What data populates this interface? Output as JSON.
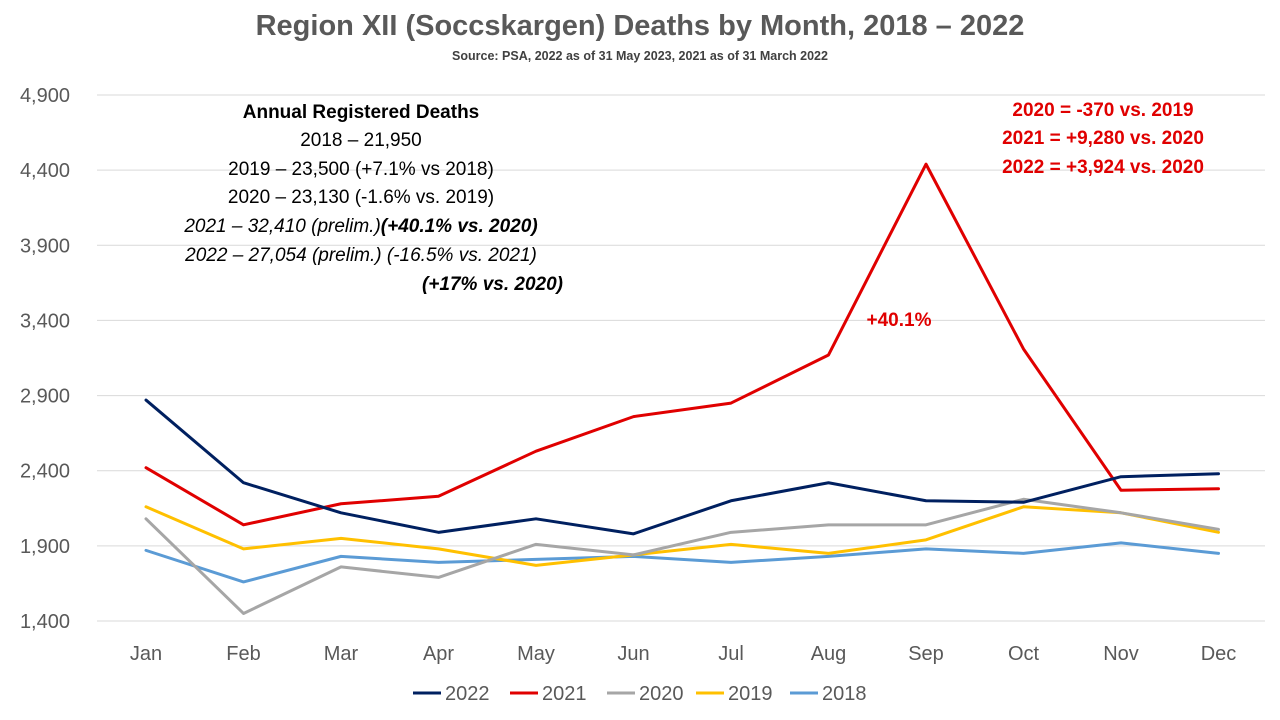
{
  "chart_data": {
    "type": "line",
    "title": "Region XII (Soccskargen) Deaths by Month, 2018 – 2022",
    "subtitle": "Source: PSA, 2022 as of 31 May 2023, 2021 as of 31 March 2022",
    "xlabel": "",
    "ylabel": "",
    "categories": [
      "Jan",
      "Feb",
      "Mar",
      "Apr",
      "May",
      "Jun",
      "Jul",
      "Aug",
      "Sep",
      "Oct",
      "Nov",
      "Dec"
    ],
    "ylim": [
      1400,
      4900
    ],
    "yticks": [
      1400,
      1900,
      2400,
      2900,
      3400,
      3900,
      4400,
      4900
    ],
    "ytick_labels": [
      "1,400",
      "1,900",
      "2,400",
      "2,900",
      "3,400",
      "3,900",
      "4,400",
      "4,900"
    ],
    "grid": true,
    "legend_position": "bottom",
    "series": [
      {
        "name": "2022",
        "color": "#002060",
        "values": [
          2870,
          2320,
          2120,
          1990,
          2080,
          1980,
          2200,
          2320,
          2200,
          2190,
          2360,
          2380
        ]
      },
      {
        "name": "2021",
        "color": "#e00000",
        "values": [
          2420,
          2040,
          2180,
          2230,
          2530,
          2760,
          2850,
          3170,
          4440,
          3210,
          2270,
          2280
        ]
      },
      {
        "name": "2020",
        "color": "#a6a6a6",
        "values": [
          2080,
          1450,
          1760,
          1690,
          1910,
          1840,
          1990,
          2040,
          2040,
          2210,
          2120,
          2010
        ]
      },
      {
        "name": "2019",
        "color": "#ffc000",
        "values": [
          2160,
          1880,
          1950,
          1880,
          1770,
          1840,
          1910,
          1850,
          1940,
          2160,
          2120,
          1990
        ]
      },
      {
        "name": "2018",
        "color": "#5b9bd5",
        "values": [
          1870,
          1660,
          1830,
          1790,
          1810,
          1830,
          1790,
          1830,
          1880,
          1850,
          1920,
          1850
        ]
      }
    ],
    "annotations": {
      "annual_header": "Annual Registered Deaths",
      "annual_2018": "2018 – 21,950",
      "annual_2019": "2019 – 23,500 (+7.1% vs 2018)",
      "annual_2020": "2020 – 23,130 (-1.6% vs. 2019)",
      "annual_2021_a": "2021 – 32,410 (prelim.)",
      "annual_2021_b": "(+40.1% vs. 2020)",
      "annual_2022": "2022 – 27,054 (prelim.) (-16.5% vs. 2021)",
      "annual_2022_b": "(+17% vs. 2020)",
      "diff_2020": "2020 = -370 vs. 2019",
      "diff_2021": "2021 = +9,280 vs. 2020",
      "diff_2022": "2022 = +3,924 vs. 2020",
      "peak_label": "+40.1%"
    }
  }
}
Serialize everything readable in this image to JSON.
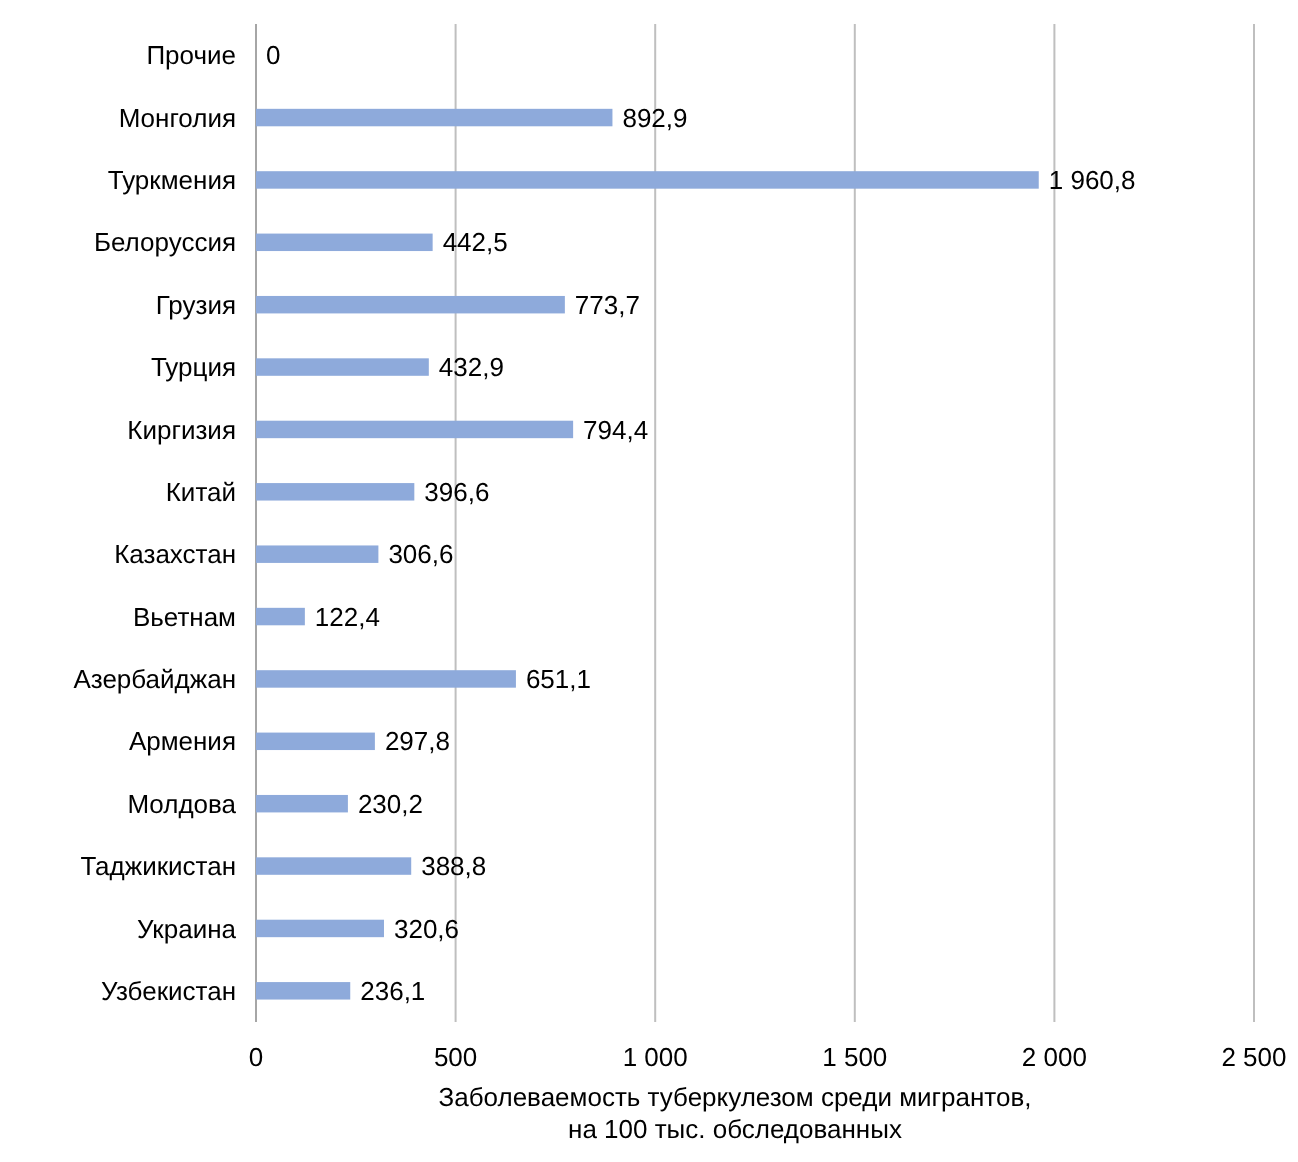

*Request*. From start to finish, output the listing exactly, but omit its pictures.

*Full output*.
What data populates this interface? Output as JSON.
{
  "chart_data": {
    "type": "line",
    "title": "Region XII (Soccskargen) Deaths by Month, 2018 – 2022",
    "subtitle": "Source: PSA, 2022 as of 31 May 2023, 2021 as of 31 March 2022",
    "xlabel": "",
    "ylabel": "",
    "categories": [
      "Jan",
      "Feb",
      "Mar",
      "Apr",
      "May",
      "Jun",
      "Jul",
      "Aug",
      "Sep",
      "Oct",
      "Nov",
      "Dec"
    ],
    "ylim": [
      1400,
      4900
    ],
    "yticks": [
      1400,
      1900,
      2400,
      2900,
      3400,
      3900,
      4400,
      4900
    ],
    "ytick_labels": [
      "1,400",
      "1,900",
      "2,400",
      "2,900",
      "3,400",
      "3,900",
      "4,400",
      "4,900"
    ],
    "grid": true,
    "legend_position": "bottom",
    "series": [
      {
        "name": "2022",
        "color": "#002060",
        "values": [
          2870,
          2320,
          2120,
          1990,
          2080,
          1980,
          2200,
          2320,
          2200,
          2190,
          2360,
          2380
        ]
      },
      {
        "name": "2021",
        "color": "#e00000",
        "values": [
          2420,
          2040,
          2180,
          2230,
          2530,
          2760,
          2850,
          3170,
          4440,
          3210,
          2270,
          2280
        ]
      },
      {
        "name": "2020",
        "color": "#a6a6a6",
        "values": [
          2080,
          1450,
          1760,
          1690,
          1910,
          1840,
          1990,
          2040,
          2040,
          2210,
          2120,
          2010
        ]
      },
      {
        "name": "2019",
        "color": "#ffc000",
        "values": [
          2160,
          1880,
          1950,
          1880,
          1770,
          1840,
          1910,
          1850,
          1940,
          2160,
          2120,
          1990
        ]
      },
      {
        "name": "2018",
        "color": "#5b9bd5",
        "values": [
          1870,
          1660,
          1830,
          1790,
          1810,
          1830,
          1790,
          1830,
          1880,
          1850,
          1920,
          1850
        ]
      }
    ],
    "annotations": {
      "annual_header": "Annual Registered Deaths",
      "annual_2018": "2018 – 21,950",
      "annual_2019": "2019 – 23,500 (+7.1% vs 2018)",
      "annual_2020": "2020 – 23,130 (-1.6% vs. 2019)",
      "annual_2021_a": "2021 – 32,410 (prelim.)",
      "annual_2021_b": "(+40.1% vs. 2020)",
      "annual_2022": "2022 – 27,054 (prelim.) (-16.5% vs. 2021)",
      "annual_2022_b": "(+17% vs. 2020)",
      "diff_2020": "2020 = -370 vs. 2019",
      "diff_2021": "2021 = +9,280 vs. 2020",
      "diff_2022": "2022 = +3,924 vs. 2020",
      "peak_label": "+40.1%"
    }
  }
}
Serialize everything readable in this image to JSON.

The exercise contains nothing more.